▸ ENTRIES SHOWN:
-*-*-

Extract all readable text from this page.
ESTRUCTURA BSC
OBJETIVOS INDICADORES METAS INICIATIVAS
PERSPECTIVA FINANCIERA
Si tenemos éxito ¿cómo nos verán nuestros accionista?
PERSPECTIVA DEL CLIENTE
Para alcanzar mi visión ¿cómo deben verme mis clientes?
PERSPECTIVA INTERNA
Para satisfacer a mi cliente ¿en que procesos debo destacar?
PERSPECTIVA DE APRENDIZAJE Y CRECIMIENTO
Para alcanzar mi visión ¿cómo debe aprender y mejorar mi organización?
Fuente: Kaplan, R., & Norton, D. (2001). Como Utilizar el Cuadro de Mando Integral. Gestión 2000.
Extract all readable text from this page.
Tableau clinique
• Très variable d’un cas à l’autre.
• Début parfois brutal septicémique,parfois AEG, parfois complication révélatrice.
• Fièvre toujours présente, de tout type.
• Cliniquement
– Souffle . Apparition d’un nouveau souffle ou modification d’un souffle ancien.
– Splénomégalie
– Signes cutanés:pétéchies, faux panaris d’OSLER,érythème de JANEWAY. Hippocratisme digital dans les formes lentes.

-*-*-

▸ GIVEN REQUEST:
Select, from the listing, all lines that include the word "cómo".

▸ FINISHED ANSWER:
Si tenemos éxito ¿cómo nos verán nuestros accionista?
Para alcanzar mi visión ¿cómo deben verme mis clientes?
Para alcanzar mi visión ¿cómo debe aprender y mejorar mi organización?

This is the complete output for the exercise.